- **AIM OF THE TASK**
Give the entries back exactly, dropping each image.

- **MATERIAL TO PROCESS**
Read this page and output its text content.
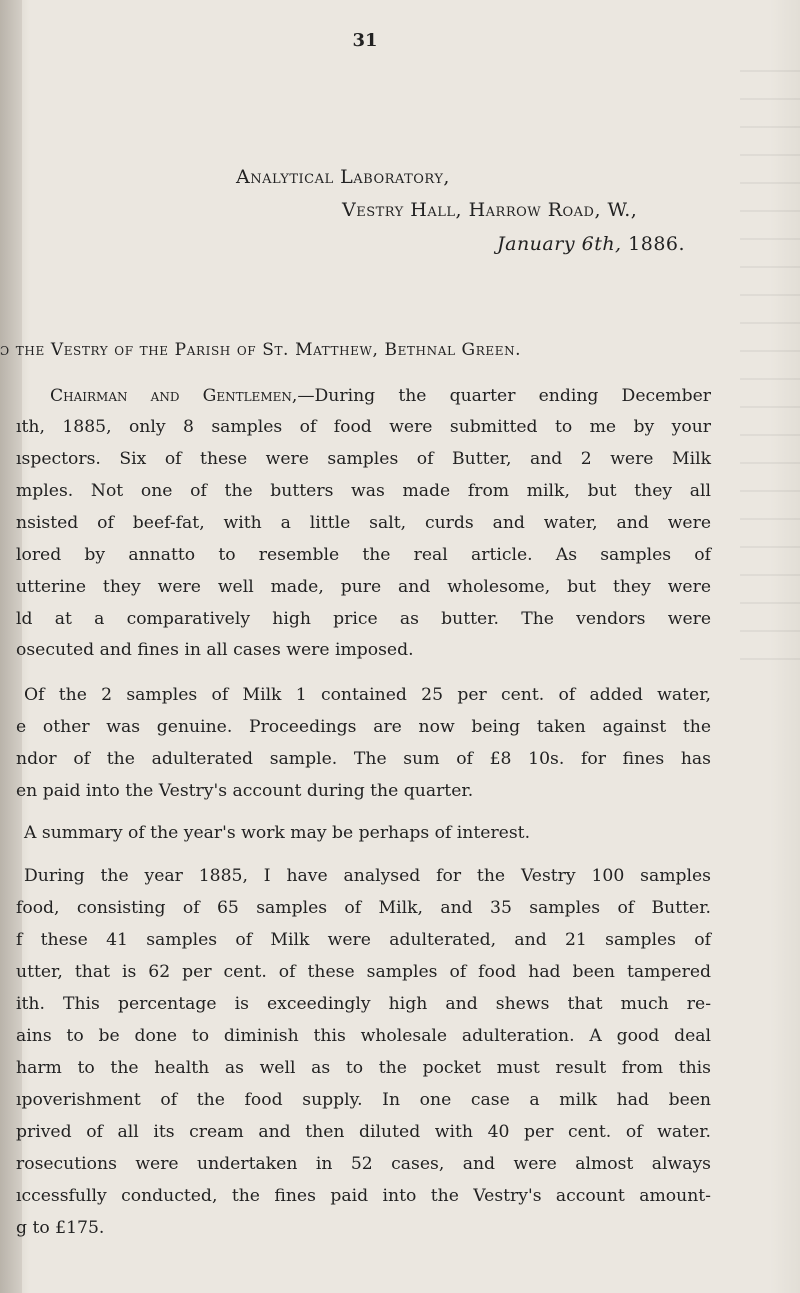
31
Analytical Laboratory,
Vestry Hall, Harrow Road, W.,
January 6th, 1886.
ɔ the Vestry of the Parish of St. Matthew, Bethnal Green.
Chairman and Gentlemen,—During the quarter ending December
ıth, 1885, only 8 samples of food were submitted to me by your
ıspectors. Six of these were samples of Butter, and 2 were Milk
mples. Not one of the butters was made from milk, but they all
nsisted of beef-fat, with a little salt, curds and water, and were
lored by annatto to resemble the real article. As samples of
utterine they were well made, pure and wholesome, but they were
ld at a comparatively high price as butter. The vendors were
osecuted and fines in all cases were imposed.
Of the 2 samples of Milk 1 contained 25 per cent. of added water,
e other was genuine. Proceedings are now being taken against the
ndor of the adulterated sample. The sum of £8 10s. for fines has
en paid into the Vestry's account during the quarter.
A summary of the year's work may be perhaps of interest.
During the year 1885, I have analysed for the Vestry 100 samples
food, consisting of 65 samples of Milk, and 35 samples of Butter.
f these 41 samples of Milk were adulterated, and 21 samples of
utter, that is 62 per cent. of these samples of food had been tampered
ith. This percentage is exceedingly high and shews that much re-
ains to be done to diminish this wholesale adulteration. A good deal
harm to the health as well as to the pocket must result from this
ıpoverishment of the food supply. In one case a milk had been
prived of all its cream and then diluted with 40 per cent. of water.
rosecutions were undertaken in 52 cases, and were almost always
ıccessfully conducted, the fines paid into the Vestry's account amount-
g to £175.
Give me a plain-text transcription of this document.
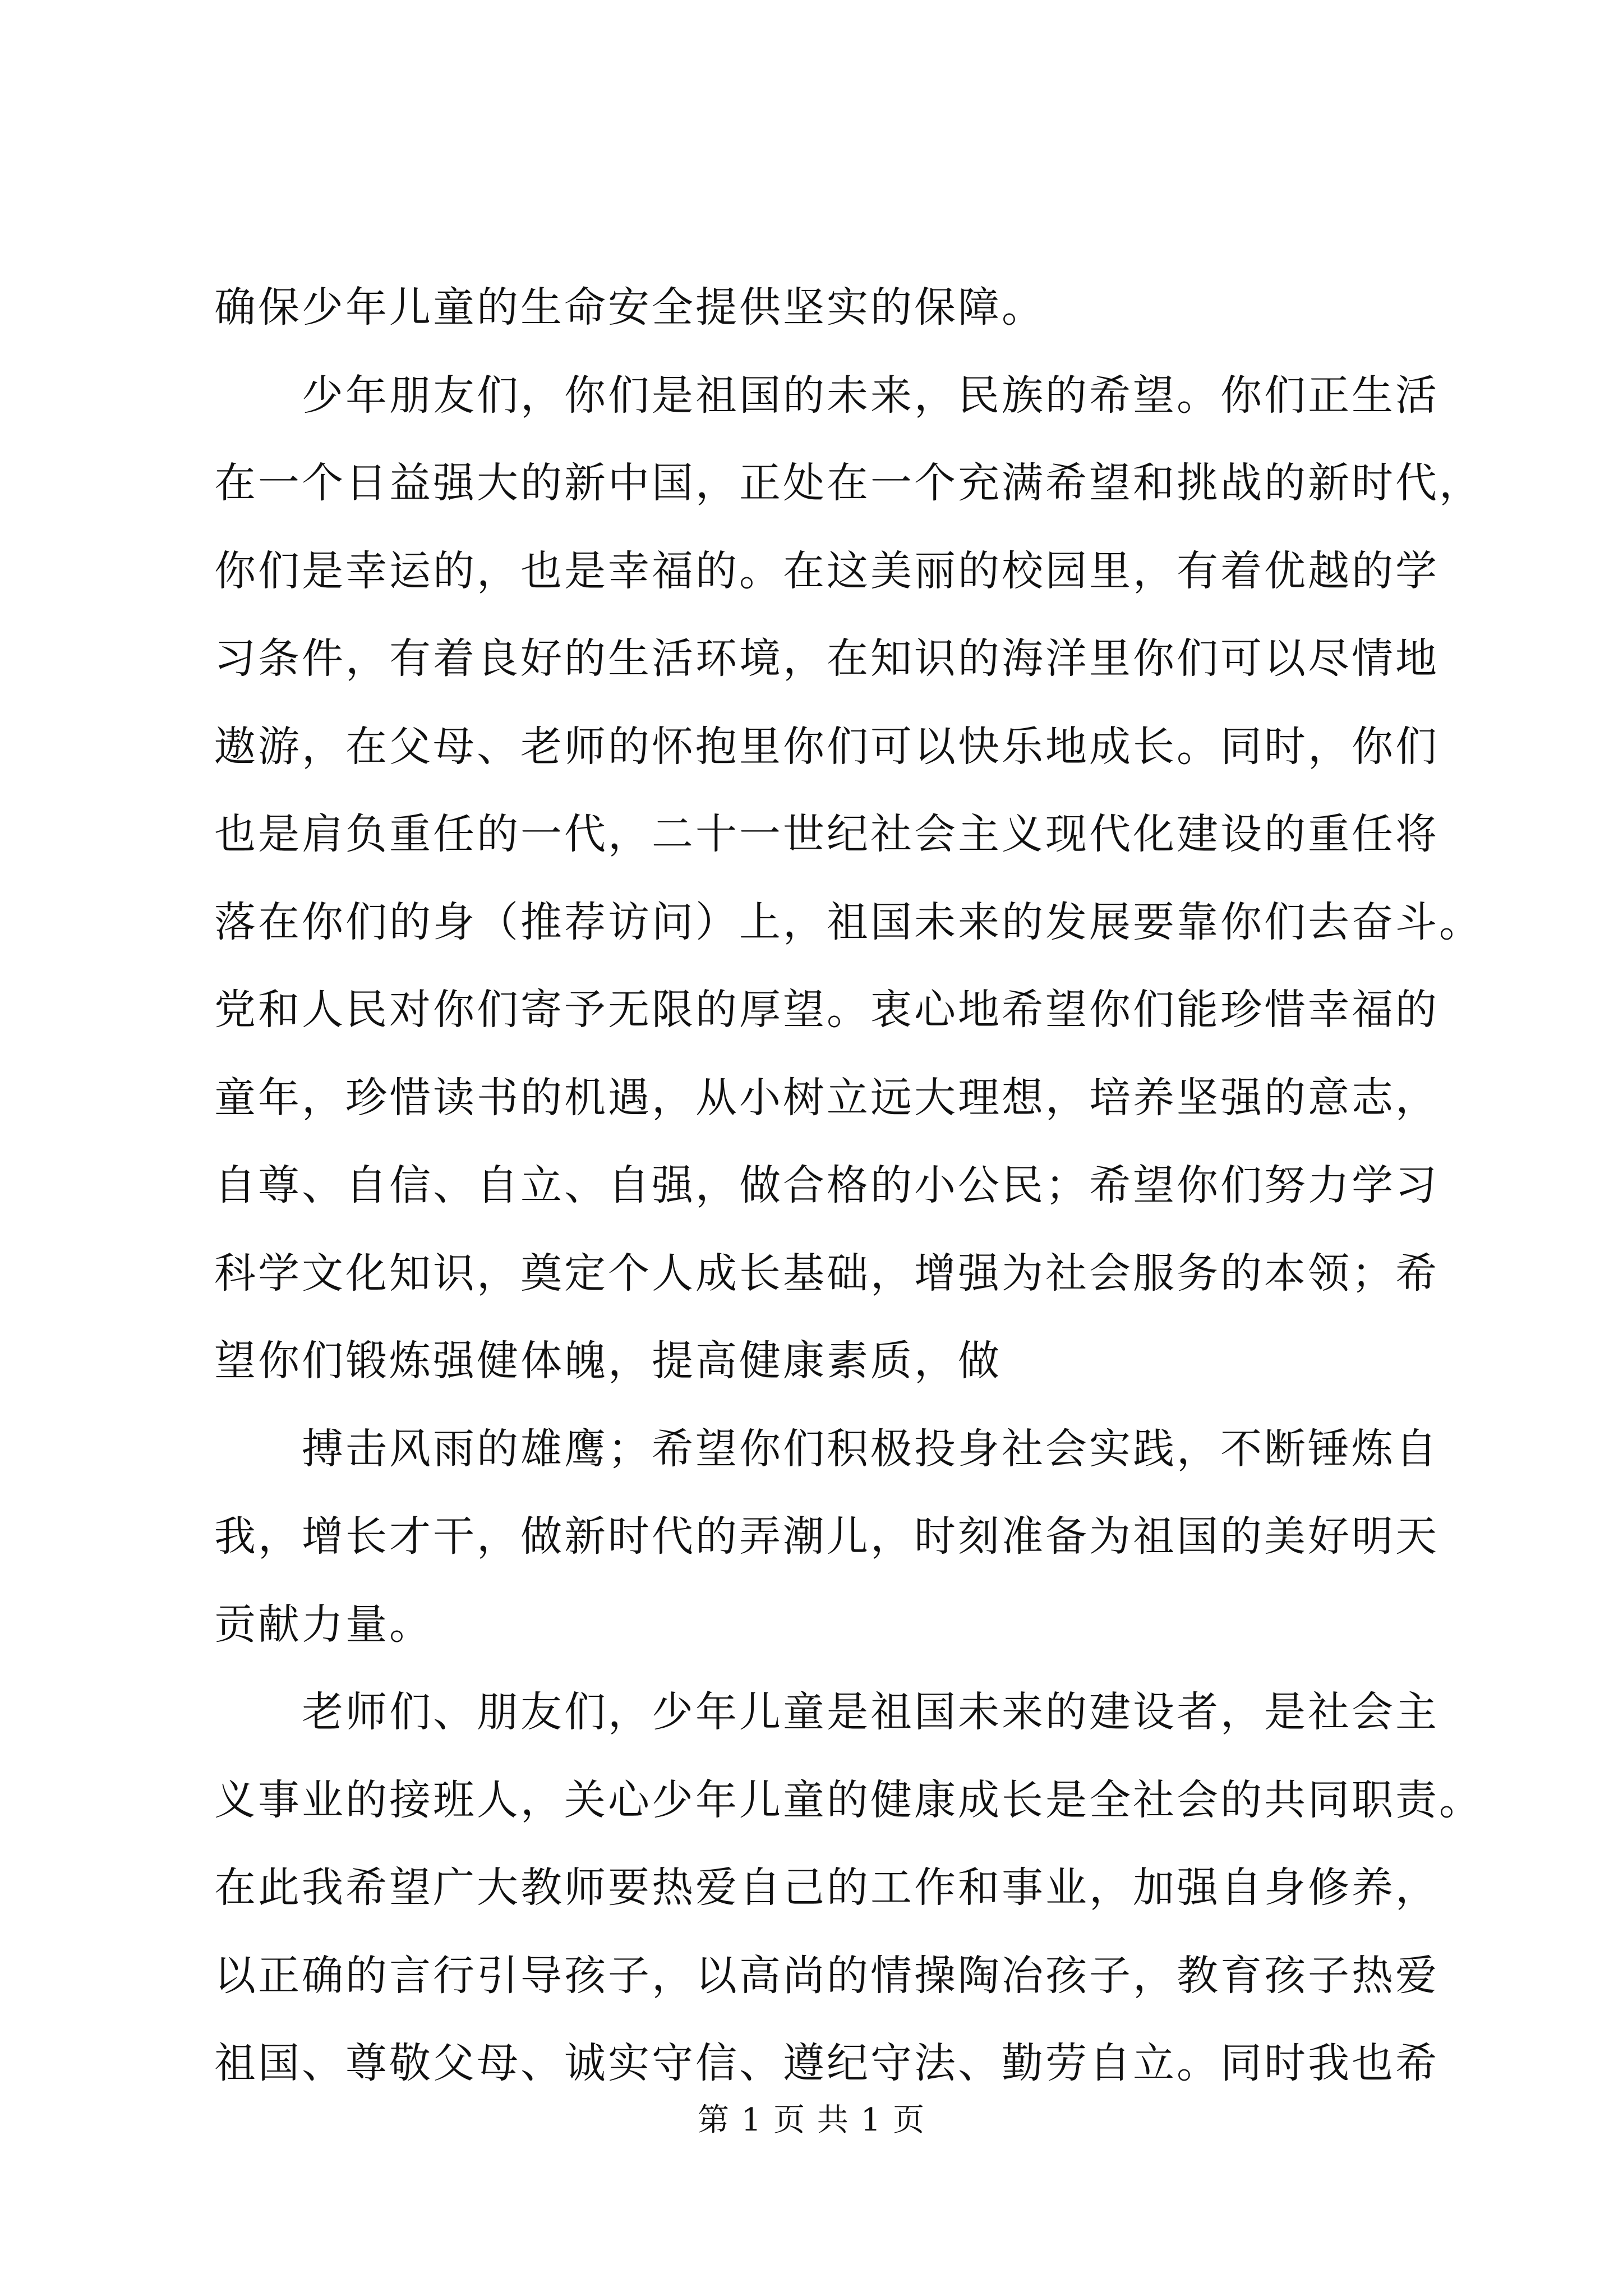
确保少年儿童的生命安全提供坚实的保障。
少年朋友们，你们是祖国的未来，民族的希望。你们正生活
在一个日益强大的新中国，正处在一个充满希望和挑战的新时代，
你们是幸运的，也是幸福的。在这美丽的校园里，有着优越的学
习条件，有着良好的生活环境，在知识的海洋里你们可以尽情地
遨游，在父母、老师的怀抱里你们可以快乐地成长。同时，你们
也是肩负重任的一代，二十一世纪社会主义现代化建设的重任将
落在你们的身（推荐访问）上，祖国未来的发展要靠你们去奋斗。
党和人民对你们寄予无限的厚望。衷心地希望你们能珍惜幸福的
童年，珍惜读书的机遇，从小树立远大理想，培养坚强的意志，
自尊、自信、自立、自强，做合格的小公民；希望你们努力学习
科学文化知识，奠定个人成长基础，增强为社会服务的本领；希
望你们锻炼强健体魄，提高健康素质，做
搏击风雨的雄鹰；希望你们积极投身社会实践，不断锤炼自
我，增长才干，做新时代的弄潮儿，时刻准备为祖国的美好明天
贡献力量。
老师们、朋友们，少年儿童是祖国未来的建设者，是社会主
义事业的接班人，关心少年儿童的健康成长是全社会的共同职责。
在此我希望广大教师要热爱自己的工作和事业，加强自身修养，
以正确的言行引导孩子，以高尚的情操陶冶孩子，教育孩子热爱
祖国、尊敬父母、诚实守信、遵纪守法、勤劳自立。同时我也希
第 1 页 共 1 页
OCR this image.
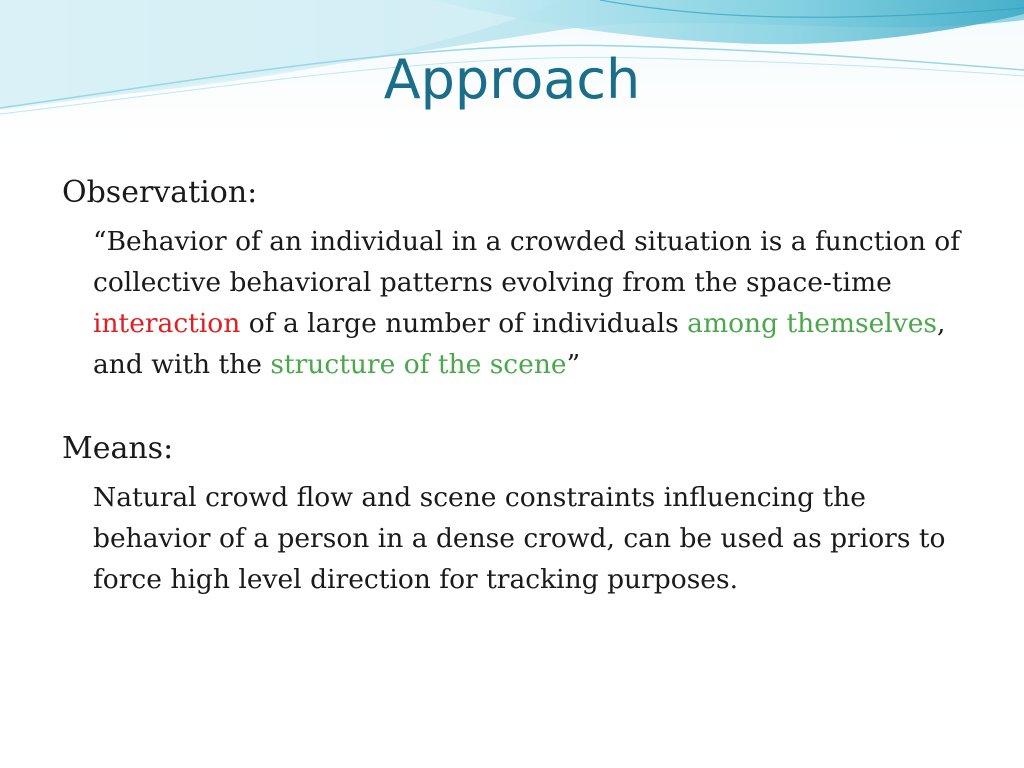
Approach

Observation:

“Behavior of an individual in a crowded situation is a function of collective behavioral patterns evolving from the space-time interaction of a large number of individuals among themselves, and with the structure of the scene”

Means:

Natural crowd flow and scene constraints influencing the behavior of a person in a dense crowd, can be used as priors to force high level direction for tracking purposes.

- **RESULT FOR THIS EXERCISE**
Read this page and output its text content.
31
Analytical Laboratory,
Vestry Hall, Harrow Road, W.,
January 6th, 1886.
ɔ the Vestry of the Parish of St. Matthew, Bethnal Green.
Chairman and Gentlemen,—During the quarter ending December
ıth, 1885, only 8 samples of food were submitted to me by your
ıspectors. Six of these were samples of Butter, and 2 were Milk
mples. Not one of the butters was made from milk, but they all
nsisted of beef-fat, with a little salt, curds and water, and were
lored by annatto to resemble the real article. As samples of
utterine they were well made, pure and wholesome, but they were
ld at a comparatively high price as butter. The vendors were
osecuted and fines in all cases were imposed.
Of the 2 samples of Milk 1 contained 25 per cent. of added water,
e other was genuine. Proceedings are now being taken against the
ndor of the adulterated sample. The sum of £8 10s. for fines has
en paid into the Vestry's account during the quarter.
A summary of the year's work may be perhaps of interest.
During the year 1885, I have analysed for the Vestry 100 samples
food, consisting of 65 samples of Milk, and 35 samples of Butter.
f these 41 samples of Milk were adulterated, and 21 samples of
utter, that is 62 per cent. of these samples of food had been tampered
ith. This percentage is exceedingly high and shews that much re-
ains to be done to diminish this wholesale adulteration. A good deal
harm to the health as well as to the pocket must result from this
ıpoverishment of the food supply. In one case a milk had been
prived of all its cream and then diluted with 40 per cent. of water.
rosecutions were undertaken in 52 cases, and were almost always
ıccessfully conducted, the fines paid into the Vestry's account amount-
g to £175.
Give me a plain-text transcription of this document.
确保少年儿童的生命安全提供坚实的保障。
少年朋友们，你们是祖国的未来，民族的希望。你们正生活
在一个日益强大的新中国，正处在一个充满希望和挑战的新时代，
你们是幸运的，也是幸福的。在这美丽的校园里，有着优越的学
习条件，有着良好的生活环境，在知识的海洋里你们可以尽情地
遨游，在父母、老师的怀抱里你们可以快乐地成长。同时，你们
也是肩负重任的一代，二十一世纪社会主义现代化建设的重任将
落在你们的身（推荐访问）上，祖国未来的发展要靠你们去奋斗。
党和人民对你们寄予无限的厚望。衷心地希望你们能珍惜幸福的
童年，珍惜读书的机遇，从小树立远大理想，培养坚强的意志，
自尊、自信、自立、自强，做合格的小公民；希望你们努力学习
科学文化知识，奠定个人成长基础，增强为社会服务的本领；希
望你们锻炼强健体魄，提高健康素质，做
搏击风雨的雄鹰；希望你们积极投身社会实践，不断锤炼自
我，增长才干，做新时代的弄潮儿，时刻准备为祖国的美好明天
贡献力量。
老师们、朋友们，少年儿童是祖国未来的建设者，是社会主
义事业的接班人，关心少年儿童的健康成长是全社会的共同职责。
在此我希望广大教师要热爱自己的工作和事业，加强自身修养，
以正确的言行引导孩子，以高尚的情操陶冶孩子，教育孩子热爱
祖国、尊敬父母、诚实守信、遵纪守法、勤劳自立。同时我也希
第 1 页 共 1 页
OCR this image.
Approach

Observation:

“Behavior of an individual in a crowded situation is a function of collective behavioral patterns evolving from the space-time interaction of a large number of individuals among themselves, and with the structure of the scene”

Means:

Natural crowd flow and scene constraints influencing the behavior of a person in a dense crowd, can be used as priors to force high level direction for tracking purposes.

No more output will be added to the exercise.